## PROBLEM REQUIREMENTS:
Edit the stretch from "bar [508,246,770,261]" through "y-tick-label: Santiago [70,169,170,193]" by changing "Early Oct" to "Early October", and give those lines back with nothing else altered.

## PROVIDED DATA:

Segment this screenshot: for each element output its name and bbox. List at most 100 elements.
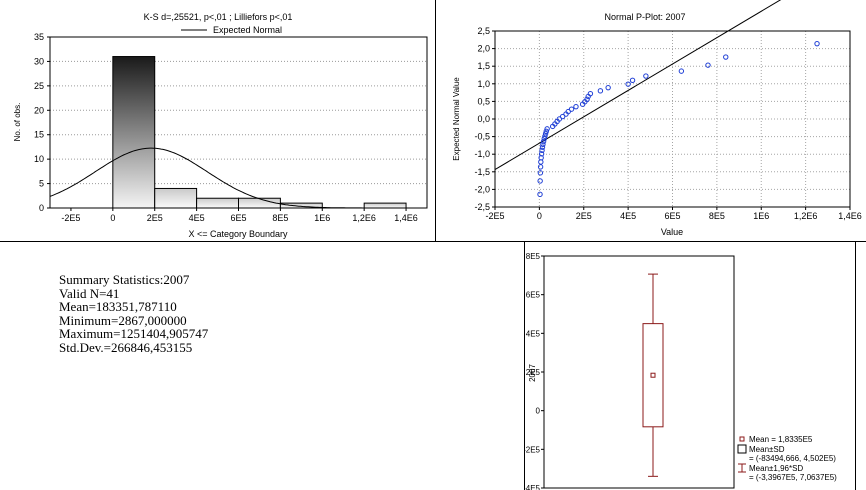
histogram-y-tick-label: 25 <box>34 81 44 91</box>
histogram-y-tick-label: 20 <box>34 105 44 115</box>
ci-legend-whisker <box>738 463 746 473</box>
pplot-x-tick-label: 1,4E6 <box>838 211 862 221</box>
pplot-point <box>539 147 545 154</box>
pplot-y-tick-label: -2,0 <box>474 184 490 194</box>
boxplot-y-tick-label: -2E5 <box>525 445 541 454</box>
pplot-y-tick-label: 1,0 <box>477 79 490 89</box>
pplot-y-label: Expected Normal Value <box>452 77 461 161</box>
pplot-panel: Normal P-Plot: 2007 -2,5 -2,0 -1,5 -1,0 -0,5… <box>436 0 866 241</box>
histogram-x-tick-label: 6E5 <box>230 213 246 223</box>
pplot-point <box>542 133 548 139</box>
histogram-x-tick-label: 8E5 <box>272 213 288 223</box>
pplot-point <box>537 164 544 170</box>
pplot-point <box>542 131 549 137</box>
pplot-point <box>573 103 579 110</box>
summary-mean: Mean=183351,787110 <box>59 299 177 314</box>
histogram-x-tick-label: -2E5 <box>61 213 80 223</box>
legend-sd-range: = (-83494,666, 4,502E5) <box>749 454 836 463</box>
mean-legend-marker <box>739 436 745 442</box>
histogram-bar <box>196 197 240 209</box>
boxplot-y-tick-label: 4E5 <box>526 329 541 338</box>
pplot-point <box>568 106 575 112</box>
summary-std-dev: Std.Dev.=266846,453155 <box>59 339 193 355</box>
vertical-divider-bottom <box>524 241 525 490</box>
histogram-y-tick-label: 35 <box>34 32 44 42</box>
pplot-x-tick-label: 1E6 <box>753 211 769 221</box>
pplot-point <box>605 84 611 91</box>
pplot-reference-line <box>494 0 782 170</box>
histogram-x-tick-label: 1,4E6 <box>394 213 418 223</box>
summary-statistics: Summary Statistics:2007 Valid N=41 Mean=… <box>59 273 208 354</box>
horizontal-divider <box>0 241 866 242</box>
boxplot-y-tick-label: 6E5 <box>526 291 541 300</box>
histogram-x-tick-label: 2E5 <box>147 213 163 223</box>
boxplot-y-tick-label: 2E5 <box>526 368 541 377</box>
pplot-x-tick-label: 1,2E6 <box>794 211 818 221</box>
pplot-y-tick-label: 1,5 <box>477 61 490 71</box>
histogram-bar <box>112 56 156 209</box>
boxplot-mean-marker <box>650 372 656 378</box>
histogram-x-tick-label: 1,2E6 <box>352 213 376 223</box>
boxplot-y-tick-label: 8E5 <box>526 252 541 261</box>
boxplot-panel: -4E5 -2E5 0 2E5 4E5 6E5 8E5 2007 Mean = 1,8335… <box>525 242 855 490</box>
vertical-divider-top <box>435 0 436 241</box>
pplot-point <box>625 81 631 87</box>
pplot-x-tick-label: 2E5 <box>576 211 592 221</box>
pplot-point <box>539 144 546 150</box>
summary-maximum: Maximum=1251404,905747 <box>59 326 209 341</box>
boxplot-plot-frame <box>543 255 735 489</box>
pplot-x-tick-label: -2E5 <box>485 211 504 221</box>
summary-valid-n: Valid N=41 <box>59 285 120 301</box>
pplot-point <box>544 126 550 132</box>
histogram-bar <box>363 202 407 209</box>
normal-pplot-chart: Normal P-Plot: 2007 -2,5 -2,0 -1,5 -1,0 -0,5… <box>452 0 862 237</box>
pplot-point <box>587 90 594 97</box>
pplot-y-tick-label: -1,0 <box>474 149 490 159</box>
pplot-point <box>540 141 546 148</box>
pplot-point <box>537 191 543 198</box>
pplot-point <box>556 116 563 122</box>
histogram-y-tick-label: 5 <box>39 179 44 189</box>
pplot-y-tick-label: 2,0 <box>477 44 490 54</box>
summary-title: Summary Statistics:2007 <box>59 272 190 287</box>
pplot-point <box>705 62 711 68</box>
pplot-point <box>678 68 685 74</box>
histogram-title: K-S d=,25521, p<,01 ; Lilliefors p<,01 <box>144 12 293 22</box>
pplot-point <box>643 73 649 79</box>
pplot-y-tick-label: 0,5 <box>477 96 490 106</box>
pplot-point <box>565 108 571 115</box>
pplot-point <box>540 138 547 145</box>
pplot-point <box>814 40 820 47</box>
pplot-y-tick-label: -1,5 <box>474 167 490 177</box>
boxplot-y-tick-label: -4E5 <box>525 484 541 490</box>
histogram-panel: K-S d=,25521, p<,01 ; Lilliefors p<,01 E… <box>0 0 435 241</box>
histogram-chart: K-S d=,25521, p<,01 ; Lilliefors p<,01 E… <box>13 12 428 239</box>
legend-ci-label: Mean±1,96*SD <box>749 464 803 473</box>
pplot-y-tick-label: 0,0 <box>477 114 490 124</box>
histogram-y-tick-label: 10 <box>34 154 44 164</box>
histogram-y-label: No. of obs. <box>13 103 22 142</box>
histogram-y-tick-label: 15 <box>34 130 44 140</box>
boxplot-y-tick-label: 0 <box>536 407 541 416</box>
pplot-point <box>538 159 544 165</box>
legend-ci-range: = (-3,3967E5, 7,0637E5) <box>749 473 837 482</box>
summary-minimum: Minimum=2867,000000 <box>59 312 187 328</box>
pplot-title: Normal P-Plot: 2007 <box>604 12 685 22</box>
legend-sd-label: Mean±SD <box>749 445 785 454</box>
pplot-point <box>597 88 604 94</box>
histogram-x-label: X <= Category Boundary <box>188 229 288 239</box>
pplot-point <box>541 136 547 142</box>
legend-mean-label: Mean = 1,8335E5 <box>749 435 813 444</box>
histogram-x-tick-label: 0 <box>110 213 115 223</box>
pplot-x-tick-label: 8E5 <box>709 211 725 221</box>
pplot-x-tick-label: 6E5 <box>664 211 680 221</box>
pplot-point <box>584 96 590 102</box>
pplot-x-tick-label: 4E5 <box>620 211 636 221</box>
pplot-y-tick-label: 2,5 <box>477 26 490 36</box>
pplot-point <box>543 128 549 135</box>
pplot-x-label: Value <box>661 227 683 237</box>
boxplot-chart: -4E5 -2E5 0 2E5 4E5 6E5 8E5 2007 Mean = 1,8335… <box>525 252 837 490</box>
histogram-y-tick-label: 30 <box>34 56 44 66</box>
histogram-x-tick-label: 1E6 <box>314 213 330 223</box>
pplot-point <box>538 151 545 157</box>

--

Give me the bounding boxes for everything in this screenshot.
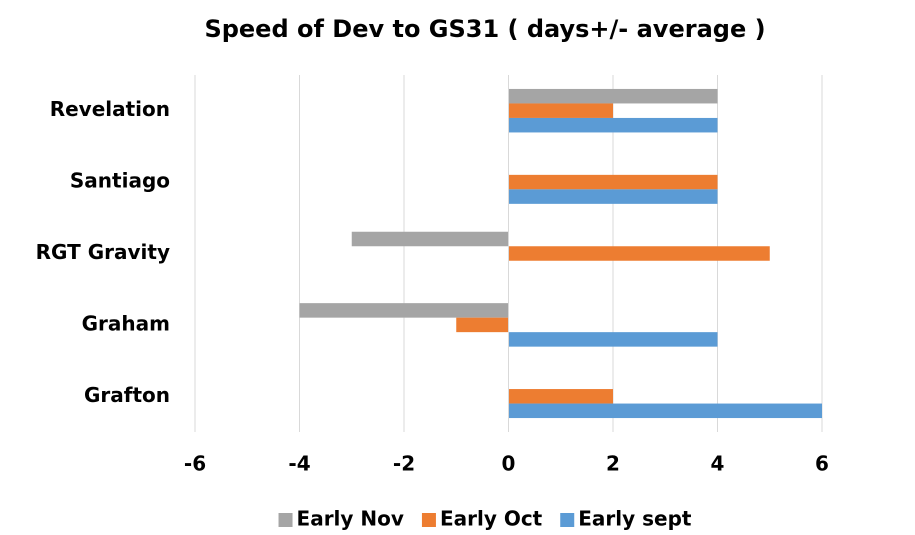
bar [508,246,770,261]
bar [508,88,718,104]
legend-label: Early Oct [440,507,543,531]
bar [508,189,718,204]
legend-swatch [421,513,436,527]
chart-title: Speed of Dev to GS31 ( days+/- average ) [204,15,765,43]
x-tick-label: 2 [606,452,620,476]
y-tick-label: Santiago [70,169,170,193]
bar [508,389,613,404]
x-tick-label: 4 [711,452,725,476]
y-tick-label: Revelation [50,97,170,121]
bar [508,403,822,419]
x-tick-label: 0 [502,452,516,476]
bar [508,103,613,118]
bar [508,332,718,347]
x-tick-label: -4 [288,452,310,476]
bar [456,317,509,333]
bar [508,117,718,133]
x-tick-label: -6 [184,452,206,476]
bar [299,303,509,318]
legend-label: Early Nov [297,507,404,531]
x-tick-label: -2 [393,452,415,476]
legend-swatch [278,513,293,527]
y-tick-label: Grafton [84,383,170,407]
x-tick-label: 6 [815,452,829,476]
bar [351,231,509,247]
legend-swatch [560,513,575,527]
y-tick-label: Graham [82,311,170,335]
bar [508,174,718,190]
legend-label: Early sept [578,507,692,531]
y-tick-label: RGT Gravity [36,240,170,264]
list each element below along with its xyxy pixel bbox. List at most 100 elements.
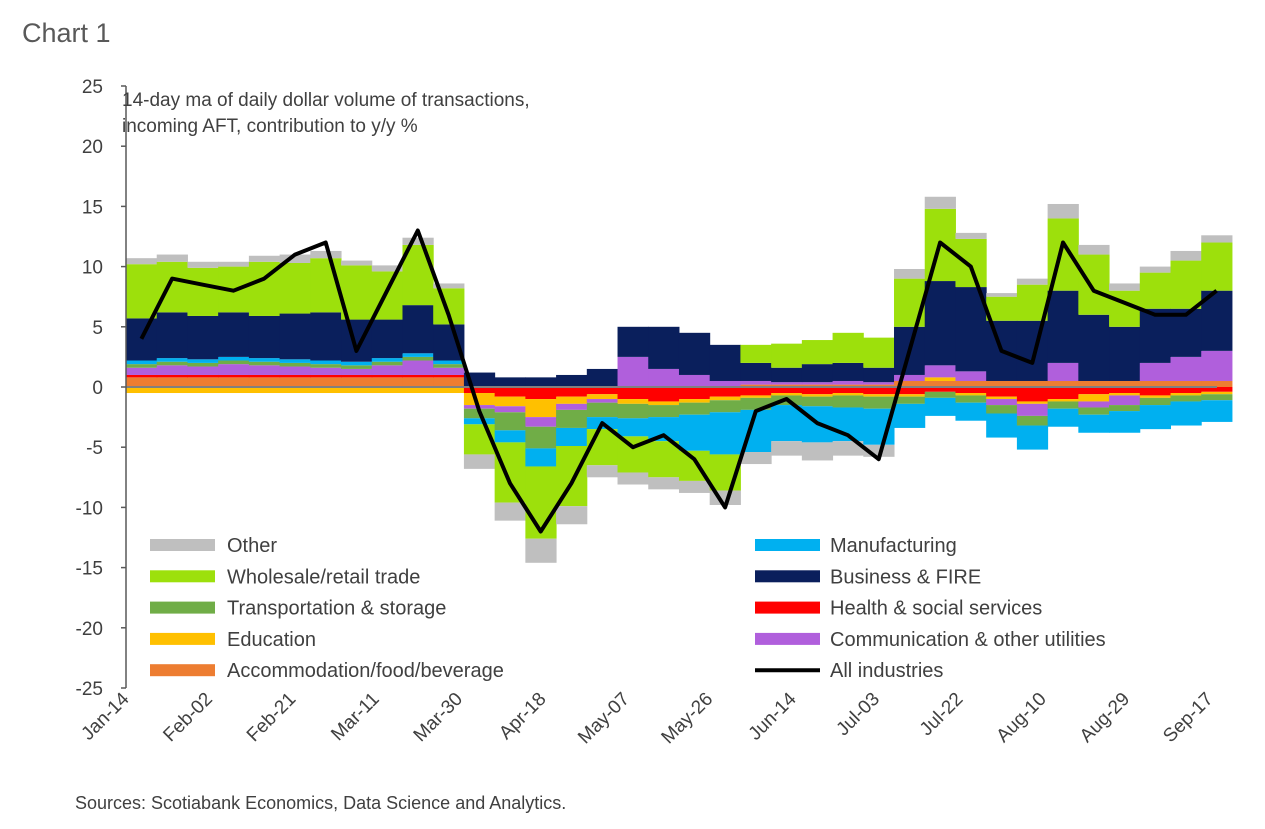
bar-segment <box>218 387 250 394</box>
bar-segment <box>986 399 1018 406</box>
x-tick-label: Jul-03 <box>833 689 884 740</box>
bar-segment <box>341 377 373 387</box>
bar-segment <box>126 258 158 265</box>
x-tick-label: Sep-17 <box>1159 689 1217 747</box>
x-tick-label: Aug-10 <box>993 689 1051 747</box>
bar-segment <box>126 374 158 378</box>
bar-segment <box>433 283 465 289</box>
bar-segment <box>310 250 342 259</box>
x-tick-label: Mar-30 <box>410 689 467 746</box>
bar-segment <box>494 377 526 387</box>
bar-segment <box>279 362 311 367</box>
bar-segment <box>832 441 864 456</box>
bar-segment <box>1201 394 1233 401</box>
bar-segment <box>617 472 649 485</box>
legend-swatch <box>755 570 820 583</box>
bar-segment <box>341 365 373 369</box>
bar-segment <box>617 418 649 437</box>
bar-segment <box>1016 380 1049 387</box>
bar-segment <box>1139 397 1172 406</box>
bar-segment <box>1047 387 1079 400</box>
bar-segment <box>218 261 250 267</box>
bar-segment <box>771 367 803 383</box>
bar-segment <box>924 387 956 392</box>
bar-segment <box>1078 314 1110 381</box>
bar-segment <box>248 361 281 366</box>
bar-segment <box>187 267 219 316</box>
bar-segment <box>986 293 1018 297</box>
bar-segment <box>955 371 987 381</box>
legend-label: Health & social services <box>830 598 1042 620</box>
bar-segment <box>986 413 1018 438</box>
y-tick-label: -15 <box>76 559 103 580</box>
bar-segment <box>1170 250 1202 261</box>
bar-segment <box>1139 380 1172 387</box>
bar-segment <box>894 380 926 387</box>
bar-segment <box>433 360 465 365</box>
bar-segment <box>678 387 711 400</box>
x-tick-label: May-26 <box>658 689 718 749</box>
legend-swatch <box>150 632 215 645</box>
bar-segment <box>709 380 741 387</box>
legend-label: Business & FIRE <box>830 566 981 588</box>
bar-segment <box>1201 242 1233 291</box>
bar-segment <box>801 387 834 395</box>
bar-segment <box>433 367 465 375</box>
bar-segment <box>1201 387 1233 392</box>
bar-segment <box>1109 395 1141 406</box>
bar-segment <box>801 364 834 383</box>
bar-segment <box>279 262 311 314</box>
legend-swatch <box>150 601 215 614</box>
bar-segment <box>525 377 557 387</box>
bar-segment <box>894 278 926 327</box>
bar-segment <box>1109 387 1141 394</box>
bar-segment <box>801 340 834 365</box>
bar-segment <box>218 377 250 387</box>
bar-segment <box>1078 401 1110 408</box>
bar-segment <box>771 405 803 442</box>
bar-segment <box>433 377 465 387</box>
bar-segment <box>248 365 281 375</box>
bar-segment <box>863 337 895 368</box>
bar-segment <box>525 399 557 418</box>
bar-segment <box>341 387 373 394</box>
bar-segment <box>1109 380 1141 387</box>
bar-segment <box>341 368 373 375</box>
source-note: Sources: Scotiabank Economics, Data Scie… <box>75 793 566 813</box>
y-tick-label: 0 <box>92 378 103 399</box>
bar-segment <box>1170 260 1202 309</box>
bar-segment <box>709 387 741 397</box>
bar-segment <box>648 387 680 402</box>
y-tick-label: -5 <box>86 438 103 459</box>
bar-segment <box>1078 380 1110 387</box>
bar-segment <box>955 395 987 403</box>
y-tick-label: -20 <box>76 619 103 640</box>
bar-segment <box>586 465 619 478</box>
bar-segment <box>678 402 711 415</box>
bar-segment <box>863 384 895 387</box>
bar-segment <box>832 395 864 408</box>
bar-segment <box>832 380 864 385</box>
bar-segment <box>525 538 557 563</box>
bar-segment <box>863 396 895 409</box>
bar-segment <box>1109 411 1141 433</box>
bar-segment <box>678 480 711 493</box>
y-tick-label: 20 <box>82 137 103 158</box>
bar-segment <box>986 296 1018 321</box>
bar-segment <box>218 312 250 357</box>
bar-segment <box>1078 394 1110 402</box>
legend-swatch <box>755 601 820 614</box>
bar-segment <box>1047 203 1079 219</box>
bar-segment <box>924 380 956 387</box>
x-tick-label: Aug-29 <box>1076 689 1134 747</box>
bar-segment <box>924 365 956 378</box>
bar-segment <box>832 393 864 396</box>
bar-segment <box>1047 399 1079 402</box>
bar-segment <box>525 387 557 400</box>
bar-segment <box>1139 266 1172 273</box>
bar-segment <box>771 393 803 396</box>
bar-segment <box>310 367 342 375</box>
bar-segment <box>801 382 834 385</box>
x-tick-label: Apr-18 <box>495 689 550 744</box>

## THE SOLUTION:
bar [508,246,770,261]
bar [508,88,718,104]
legend-label: Early October [440,507,543,531]
bar [508,189,718,204]
legend-swatch [421,513,436,527]
chart-title: Speed of Dev to GS31 ( days+/- average ) [204,15,765,43]
x-tick-label: 2 [606,452,620,476]
y-tick-label: Santiago [70,169,170,193]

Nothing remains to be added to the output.